**Work to do**
A line counts if it contains the word "methods" at least once. State how many such lines the records contain, giving the number alone.

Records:
Begin
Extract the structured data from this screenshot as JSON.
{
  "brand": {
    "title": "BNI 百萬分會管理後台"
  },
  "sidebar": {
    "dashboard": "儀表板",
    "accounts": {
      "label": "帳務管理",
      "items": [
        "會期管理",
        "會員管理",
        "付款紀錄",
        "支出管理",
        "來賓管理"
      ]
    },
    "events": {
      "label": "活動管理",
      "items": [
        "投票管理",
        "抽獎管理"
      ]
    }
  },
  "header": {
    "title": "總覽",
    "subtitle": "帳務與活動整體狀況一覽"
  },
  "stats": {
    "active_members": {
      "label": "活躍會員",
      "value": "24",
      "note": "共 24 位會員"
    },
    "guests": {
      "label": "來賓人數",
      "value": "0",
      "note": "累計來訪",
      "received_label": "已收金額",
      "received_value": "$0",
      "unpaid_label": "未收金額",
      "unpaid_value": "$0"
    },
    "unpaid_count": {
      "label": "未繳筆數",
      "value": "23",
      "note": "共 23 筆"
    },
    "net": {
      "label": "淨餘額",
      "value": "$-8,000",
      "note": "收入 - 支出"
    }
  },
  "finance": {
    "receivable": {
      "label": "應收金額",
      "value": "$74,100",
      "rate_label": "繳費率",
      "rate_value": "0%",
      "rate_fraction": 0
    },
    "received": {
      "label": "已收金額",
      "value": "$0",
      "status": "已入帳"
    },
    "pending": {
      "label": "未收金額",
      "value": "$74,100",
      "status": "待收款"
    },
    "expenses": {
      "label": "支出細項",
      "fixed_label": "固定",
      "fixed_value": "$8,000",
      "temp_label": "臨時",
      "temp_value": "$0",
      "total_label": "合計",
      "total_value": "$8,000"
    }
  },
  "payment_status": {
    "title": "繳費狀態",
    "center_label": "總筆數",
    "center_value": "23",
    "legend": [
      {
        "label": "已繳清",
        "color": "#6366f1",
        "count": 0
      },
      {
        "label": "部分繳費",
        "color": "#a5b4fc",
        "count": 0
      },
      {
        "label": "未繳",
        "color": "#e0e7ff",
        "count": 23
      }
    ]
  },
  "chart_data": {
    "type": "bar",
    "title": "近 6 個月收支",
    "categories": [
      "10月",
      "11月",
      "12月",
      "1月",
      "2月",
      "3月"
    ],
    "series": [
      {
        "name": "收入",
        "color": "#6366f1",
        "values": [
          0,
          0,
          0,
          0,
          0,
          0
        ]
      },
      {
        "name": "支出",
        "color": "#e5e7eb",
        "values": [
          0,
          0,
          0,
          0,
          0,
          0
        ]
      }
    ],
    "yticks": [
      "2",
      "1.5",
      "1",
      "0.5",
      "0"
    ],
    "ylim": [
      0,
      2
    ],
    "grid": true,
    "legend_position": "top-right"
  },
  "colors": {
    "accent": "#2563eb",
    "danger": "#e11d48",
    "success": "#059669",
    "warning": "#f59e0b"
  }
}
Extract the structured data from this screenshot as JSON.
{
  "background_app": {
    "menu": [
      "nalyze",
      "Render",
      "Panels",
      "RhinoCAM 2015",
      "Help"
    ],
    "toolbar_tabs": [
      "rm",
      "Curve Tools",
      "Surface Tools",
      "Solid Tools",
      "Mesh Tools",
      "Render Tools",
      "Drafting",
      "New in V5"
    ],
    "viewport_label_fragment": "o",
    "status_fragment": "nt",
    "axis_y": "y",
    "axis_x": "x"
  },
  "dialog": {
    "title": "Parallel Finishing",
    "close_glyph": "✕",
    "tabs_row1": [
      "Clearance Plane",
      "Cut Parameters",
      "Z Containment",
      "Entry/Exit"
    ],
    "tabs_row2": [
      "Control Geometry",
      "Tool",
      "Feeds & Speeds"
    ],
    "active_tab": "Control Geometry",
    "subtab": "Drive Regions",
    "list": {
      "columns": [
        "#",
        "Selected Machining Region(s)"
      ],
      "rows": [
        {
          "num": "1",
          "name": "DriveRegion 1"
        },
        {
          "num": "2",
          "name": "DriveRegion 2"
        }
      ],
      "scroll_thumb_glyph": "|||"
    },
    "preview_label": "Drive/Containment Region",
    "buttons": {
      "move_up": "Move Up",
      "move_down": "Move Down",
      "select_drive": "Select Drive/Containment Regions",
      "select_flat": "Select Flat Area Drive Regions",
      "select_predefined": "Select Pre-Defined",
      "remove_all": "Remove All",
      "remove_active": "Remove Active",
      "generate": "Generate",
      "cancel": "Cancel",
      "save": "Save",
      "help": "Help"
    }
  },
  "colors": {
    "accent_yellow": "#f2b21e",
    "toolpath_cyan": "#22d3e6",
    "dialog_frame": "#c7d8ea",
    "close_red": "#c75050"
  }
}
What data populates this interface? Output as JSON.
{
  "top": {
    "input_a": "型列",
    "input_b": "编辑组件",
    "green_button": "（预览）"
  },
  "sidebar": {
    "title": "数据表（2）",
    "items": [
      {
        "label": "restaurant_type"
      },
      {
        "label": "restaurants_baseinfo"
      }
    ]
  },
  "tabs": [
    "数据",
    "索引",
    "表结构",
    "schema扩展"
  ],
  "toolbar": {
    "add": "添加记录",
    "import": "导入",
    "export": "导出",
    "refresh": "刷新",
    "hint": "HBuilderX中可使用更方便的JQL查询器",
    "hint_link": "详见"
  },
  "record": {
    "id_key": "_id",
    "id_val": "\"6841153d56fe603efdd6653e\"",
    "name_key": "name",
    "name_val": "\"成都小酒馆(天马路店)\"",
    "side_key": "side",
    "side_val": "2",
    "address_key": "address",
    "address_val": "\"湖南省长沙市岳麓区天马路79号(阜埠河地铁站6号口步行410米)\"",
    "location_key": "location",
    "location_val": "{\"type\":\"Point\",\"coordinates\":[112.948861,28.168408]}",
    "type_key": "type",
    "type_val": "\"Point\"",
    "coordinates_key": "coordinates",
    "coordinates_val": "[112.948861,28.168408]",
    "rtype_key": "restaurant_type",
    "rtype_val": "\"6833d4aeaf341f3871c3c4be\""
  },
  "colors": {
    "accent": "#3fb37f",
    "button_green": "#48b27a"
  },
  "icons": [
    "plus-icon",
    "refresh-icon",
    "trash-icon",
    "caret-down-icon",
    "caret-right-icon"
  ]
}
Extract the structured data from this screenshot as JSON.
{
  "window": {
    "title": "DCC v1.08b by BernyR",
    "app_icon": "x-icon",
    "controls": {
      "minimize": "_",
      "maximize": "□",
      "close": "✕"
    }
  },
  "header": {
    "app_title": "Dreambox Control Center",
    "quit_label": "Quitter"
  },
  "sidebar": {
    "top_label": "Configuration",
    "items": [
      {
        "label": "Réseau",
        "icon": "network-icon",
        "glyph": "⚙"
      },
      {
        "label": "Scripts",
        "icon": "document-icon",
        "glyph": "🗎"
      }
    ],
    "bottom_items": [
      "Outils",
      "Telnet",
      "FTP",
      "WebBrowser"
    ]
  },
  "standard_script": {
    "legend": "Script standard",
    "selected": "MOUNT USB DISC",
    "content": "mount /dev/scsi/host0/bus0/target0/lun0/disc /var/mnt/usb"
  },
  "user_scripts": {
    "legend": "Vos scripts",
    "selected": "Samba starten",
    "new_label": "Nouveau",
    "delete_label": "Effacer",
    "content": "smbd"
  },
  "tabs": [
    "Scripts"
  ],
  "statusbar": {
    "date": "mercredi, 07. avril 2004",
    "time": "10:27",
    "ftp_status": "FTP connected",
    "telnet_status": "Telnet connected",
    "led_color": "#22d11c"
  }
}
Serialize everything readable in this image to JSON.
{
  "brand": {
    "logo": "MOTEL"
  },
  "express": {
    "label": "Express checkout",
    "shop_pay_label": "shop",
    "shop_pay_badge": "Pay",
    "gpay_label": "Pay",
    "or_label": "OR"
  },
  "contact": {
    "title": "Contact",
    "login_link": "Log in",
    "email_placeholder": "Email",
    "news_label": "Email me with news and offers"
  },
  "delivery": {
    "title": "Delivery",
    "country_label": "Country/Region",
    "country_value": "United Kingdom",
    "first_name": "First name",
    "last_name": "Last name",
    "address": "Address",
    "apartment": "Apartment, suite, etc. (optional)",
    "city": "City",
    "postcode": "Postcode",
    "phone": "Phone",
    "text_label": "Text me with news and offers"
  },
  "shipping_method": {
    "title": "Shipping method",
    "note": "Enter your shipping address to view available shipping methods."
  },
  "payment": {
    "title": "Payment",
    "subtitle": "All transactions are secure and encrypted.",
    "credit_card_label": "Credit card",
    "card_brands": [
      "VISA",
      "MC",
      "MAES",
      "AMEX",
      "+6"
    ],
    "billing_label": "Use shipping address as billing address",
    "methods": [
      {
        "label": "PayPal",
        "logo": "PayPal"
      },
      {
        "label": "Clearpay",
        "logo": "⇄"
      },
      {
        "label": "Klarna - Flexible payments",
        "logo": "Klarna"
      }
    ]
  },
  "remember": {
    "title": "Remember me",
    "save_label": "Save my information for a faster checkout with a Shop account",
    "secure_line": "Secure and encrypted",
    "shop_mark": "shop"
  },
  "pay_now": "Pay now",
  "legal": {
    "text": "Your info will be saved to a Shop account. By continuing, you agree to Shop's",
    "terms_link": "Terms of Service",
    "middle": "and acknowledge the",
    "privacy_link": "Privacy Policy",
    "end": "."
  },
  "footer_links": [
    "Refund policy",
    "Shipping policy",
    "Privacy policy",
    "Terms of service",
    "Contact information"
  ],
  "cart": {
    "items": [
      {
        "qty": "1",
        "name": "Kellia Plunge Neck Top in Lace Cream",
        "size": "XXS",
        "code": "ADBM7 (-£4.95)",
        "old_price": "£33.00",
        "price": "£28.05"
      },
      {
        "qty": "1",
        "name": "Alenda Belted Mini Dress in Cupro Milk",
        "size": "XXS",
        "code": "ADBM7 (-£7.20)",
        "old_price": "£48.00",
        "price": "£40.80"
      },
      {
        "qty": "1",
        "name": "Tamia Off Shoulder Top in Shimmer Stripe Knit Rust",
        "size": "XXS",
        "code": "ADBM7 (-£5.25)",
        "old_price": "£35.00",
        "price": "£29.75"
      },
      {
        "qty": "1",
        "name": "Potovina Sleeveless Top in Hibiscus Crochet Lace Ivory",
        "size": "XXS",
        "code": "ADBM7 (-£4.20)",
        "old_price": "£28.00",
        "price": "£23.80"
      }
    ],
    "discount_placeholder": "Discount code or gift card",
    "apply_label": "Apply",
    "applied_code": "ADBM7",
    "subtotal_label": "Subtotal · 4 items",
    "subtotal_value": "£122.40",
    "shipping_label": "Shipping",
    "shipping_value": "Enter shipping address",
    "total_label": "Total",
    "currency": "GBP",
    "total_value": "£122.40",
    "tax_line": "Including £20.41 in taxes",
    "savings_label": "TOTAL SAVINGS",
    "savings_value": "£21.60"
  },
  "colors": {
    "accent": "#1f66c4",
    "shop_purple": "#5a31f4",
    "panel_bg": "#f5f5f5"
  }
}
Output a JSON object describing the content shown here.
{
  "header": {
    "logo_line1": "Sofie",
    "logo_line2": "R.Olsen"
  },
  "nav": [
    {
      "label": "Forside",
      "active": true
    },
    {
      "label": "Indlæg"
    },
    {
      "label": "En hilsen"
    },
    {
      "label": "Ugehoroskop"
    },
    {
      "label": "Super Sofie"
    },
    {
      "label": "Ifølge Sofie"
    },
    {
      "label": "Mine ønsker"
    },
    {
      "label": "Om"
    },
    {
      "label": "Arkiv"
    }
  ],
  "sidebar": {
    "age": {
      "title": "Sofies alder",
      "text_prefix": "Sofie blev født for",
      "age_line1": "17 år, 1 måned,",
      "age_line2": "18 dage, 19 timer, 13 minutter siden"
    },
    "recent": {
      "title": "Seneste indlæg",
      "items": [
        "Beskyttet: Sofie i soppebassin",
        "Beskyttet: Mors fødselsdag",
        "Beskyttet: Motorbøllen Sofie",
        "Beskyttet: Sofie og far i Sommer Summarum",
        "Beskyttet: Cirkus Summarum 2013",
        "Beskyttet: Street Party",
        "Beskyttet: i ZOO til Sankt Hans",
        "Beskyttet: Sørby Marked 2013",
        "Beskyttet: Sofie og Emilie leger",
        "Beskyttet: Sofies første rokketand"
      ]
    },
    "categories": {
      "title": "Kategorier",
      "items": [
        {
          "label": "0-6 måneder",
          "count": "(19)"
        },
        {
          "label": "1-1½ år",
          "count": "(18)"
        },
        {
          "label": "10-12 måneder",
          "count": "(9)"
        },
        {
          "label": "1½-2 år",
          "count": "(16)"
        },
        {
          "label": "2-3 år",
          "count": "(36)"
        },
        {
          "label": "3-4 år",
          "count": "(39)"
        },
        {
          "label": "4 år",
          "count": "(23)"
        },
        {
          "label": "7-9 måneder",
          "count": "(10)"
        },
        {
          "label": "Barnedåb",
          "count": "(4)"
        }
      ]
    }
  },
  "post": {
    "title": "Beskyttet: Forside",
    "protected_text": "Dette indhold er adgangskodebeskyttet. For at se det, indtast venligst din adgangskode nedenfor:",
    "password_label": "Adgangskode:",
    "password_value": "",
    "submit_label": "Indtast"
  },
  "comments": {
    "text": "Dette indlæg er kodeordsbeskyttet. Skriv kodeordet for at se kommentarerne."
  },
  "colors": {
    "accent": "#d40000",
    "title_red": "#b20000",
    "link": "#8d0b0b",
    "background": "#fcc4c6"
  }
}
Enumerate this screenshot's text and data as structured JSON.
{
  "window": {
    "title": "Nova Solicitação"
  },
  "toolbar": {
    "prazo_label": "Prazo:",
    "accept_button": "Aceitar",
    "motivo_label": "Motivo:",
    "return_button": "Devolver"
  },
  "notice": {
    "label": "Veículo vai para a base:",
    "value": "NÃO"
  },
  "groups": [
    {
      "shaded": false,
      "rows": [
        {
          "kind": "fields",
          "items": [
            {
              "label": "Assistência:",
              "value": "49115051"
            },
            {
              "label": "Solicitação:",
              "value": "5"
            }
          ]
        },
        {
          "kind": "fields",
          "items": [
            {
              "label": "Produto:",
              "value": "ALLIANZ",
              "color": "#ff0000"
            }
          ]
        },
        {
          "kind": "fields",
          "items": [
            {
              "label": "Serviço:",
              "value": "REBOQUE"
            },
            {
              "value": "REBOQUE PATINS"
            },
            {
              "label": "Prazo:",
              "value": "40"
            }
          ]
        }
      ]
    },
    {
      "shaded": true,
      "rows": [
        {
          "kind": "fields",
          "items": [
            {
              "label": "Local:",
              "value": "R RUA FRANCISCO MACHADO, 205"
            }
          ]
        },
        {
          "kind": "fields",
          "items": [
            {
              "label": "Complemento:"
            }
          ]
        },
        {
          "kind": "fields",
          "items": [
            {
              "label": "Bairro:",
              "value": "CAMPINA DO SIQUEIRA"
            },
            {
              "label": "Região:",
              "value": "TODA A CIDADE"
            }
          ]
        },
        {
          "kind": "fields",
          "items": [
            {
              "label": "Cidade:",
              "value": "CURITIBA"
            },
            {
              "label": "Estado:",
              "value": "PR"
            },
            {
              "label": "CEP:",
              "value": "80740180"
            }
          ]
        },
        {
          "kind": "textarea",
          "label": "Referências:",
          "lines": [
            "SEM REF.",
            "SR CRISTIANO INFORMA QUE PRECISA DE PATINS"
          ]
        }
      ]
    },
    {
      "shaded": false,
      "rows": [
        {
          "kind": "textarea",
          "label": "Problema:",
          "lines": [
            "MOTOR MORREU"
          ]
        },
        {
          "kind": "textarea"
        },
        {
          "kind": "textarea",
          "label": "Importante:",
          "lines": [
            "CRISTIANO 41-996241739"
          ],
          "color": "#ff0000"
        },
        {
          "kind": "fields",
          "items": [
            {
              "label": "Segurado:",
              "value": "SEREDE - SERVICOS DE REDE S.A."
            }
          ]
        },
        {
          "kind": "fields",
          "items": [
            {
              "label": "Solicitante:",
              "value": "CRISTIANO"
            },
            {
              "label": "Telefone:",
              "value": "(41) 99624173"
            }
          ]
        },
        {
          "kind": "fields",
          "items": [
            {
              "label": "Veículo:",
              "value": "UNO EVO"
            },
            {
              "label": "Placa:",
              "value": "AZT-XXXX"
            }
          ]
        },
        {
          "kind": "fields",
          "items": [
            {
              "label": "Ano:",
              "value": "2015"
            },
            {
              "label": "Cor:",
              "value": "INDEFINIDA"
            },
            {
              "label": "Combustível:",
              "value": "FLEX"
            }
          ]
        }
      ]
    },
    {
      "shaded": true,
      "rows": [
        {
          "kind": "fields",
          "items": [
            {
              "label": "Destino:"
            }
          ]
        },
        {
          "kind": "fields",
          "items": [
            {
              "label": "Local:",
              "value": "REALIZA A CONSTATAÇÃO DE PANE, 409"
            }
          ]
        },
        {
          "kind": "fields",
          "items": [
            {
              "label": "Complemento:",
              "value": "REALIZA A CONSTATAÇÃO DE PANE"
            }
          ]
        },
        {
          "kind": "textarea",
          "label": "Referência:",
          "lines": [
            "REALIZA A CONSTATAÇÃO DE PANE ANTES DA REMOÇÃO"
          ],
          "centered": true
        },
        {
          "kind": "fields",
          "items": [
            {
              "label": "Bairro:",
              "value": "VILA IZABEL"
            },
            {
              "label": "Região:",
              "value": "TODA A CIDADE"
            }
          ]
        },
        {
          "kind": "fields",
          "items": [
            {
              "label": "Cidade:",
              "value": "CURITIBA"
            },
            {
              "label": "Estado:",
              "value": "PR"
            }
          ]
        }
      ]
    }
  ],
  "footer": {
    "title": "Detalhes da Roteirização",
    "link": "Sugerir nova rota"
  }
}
End
**Answer below**
2